Wherever the word "ylabel" turns up in a line of the entries, copy that line.

=== Task inputs ===
----

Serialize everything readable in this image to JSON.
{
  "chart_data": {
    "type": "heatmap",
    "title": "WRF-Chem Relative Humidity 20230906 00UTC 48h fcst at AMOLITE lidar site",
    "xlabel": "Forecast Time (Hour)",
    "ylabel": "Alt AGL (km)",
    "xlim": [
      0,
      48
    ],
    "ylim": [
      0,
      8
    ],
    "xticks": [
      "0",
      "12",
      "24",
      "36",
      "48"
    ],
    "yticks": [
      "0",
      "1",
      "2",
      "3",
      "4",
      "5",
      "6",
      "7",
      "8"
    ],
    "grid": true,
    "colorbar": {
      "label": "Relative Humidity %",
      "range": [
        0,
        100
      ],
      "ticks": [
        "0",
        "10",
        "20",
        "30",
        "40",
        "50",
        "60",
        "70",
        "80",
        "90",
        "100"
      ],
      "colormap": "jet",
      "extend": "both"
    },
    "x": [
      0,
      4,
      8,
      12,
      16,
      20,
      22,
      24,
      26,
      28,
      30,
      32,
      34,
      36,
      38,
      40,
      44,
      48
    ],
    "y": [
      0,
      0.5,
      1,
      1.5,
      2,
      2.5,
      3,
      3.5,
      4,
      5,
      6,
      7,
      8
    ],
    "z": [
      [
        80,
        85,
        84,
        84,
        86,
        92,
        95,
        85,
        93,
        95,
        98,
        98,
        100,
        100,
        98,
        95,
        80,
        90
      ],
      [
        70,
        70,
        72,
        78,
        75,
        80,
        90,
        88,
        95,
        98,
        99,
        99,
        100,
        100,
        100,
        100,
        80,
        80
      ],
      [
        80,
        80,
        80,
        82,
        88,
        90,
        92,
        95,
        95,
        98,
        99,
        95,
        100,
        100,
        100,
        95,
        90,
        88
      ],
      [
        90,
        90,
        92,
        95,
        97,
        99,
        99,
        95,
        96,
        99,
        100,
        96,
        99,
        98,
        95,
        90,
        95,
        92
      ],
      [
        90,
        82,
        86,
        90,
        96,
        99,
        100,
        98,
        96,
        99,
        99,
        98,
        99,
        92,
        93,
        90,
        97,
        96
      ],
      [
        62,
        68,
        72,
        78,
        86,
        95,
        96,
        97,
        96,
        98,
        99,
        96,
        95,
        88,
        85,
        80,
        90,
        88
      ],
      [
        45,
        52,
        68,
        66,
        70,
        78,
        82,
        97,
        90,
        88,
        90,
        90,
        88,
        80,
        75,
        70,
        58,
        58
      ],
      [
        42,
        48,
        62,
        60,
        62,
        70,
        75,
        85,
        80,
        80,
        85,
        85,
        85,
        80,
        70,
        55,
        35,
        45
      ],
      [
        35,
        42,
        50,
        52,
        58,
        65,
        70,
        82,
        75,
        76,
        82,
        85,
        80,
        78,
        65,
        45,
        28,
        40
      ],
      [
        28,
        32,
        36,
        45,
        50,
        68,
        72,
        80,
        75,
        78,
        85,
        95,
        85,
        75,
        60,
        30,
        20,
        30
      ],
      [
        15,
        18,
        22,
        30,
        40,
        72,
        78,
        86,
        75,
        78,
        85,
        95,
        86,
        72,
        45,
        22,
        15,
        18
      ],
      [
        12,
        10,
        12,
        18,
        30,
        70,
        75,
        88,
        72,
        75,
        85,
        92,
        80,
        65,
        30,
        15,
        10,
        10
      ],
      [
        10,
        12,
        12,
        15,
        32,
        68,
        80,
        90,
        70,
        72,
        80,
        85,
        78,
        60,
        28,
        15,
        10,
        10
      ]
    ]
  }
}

----

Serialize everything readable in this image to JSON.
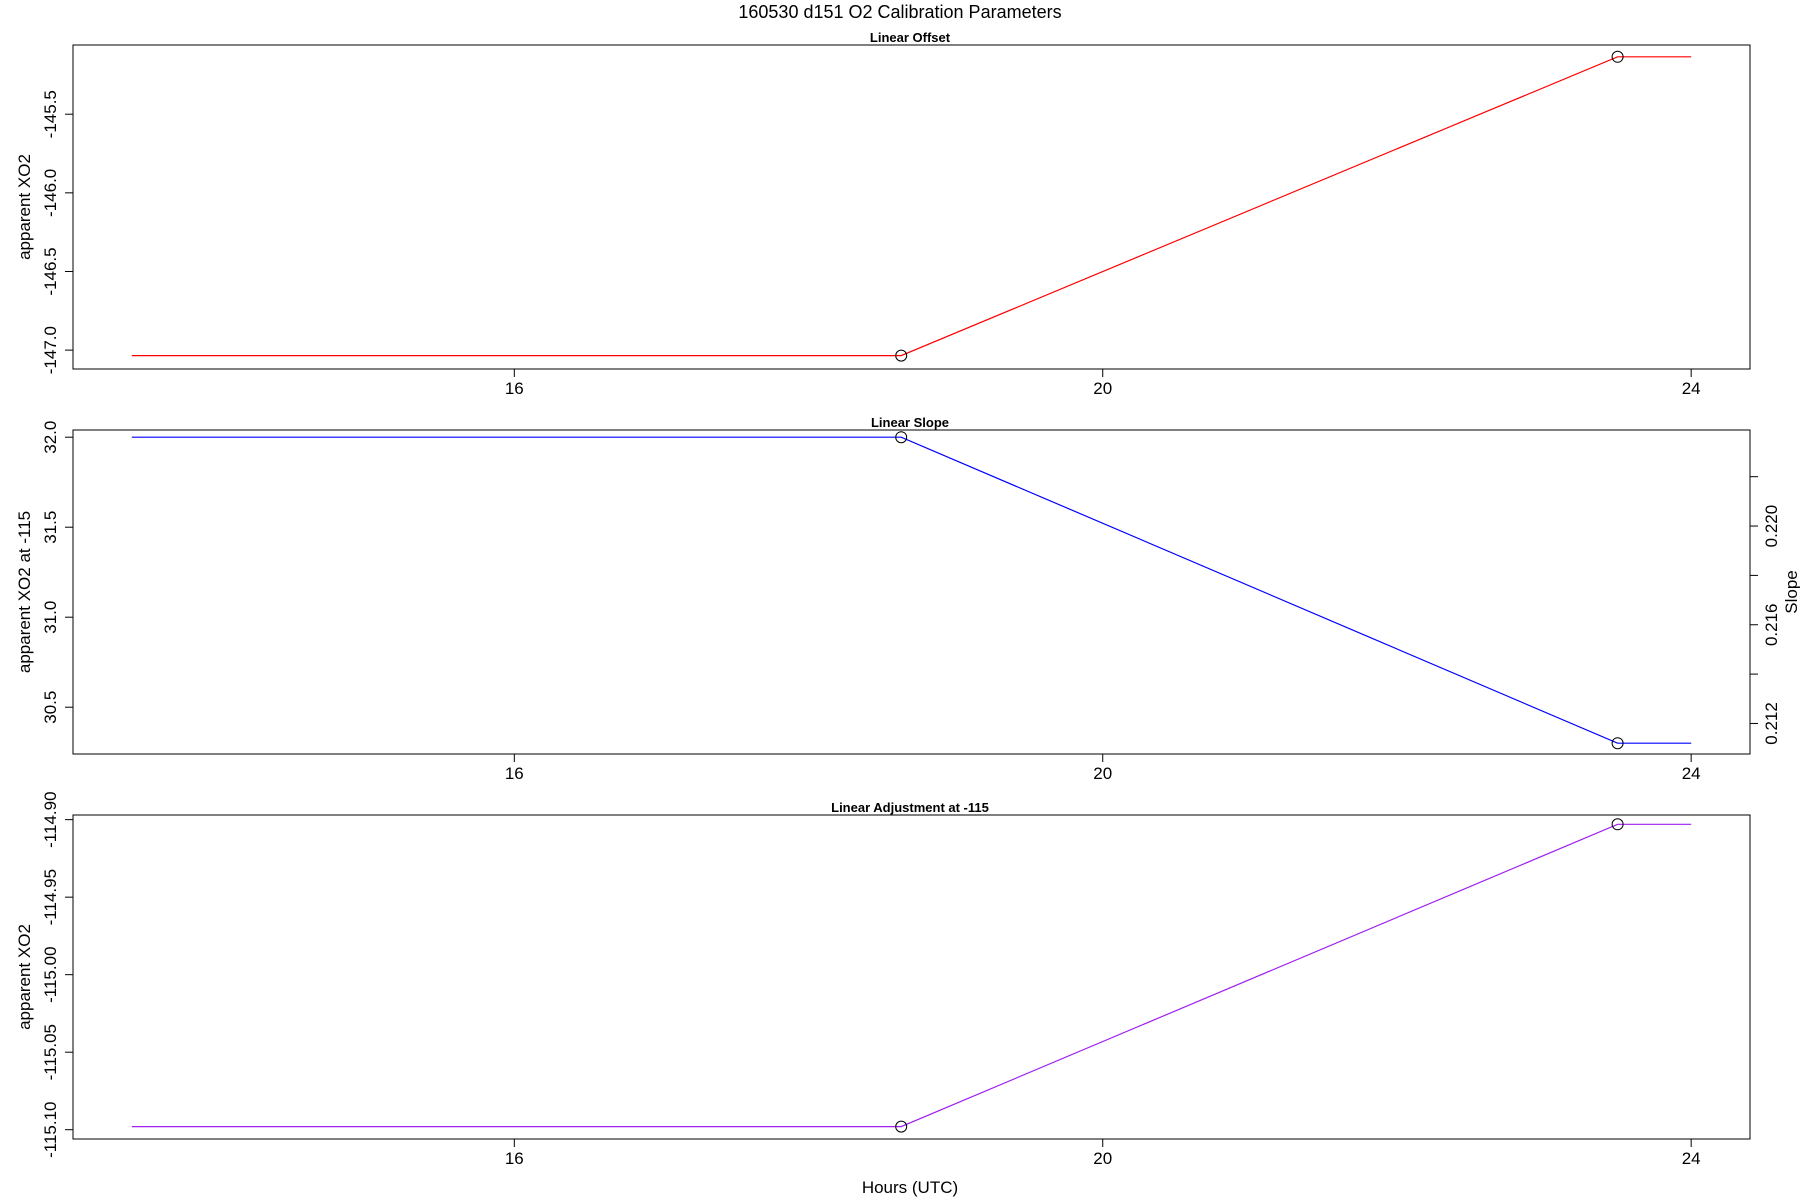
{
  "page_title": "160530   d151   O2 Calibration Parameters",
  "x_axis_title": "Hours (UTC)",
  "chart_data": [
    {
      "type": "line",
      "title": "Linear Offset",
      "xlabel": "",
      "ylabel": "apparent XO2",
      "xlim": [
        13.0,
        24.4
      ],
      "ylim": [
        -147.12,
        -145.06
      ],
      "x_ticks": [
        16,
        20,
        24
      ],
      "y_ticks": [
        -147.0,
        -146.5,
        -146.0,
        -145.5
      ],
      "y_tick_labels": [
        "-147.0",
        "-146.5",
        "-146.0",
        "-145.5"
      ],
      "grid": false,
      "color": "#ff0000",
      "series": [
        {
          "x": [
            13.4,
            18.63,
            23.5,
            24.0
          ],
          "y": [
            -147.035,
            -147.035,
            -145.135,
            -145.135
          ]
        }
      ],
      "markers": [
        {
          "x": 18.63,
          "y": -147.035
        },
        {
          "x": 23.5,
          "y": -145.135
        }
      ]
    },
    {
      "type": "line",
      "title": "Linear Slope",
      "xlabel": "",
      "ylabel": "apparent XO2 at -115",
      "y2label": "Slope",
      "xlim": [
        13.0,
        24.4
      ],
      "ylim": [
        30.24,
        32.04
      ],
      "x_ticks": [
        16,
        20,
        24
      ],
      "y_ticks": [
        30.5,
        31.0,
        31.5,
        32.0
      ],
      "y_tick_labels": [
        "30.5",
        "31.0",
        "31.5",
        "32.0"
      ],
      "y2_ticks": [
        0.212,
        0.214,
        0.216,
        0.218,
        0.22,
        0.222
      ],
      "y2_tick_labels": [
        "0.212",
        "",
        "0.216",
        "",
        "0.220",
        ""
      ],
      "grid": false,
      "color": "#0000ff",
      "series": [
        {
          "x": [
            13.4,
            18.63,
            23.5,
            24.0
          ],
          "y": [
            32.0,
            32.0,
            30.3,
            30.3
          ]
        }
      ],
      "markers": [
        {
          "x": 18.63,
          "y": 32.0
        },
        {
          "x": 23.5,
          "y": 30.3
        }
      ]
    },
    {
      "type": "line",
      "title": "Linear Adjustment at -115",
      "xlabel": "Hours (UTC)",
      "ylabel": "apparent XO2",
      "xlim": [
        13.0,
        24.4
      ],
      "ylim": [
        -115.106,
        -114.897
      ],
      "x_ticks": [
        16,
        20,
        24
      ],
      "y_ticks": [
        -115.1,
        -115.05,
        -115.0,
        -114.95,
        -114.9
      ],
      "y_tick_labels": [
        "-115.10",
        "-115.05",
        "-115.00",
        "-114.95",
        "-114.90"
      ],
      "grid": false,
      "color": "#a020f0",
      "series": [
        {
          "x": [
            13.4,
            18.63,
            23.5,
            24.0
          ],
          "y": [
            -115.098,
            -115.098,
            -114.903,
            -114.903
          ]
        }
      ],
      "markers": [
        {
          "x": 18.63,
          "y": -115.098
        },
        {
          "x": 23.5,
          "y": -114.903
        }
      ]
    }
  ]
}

----

=== Finished exercise ===
    "ylabel": "Alt AGL (km)",
      "ylabel": "apparent XO2",
      "ylabel": "apparent XO2 at -115",
      "ylabel": "apparent XO2",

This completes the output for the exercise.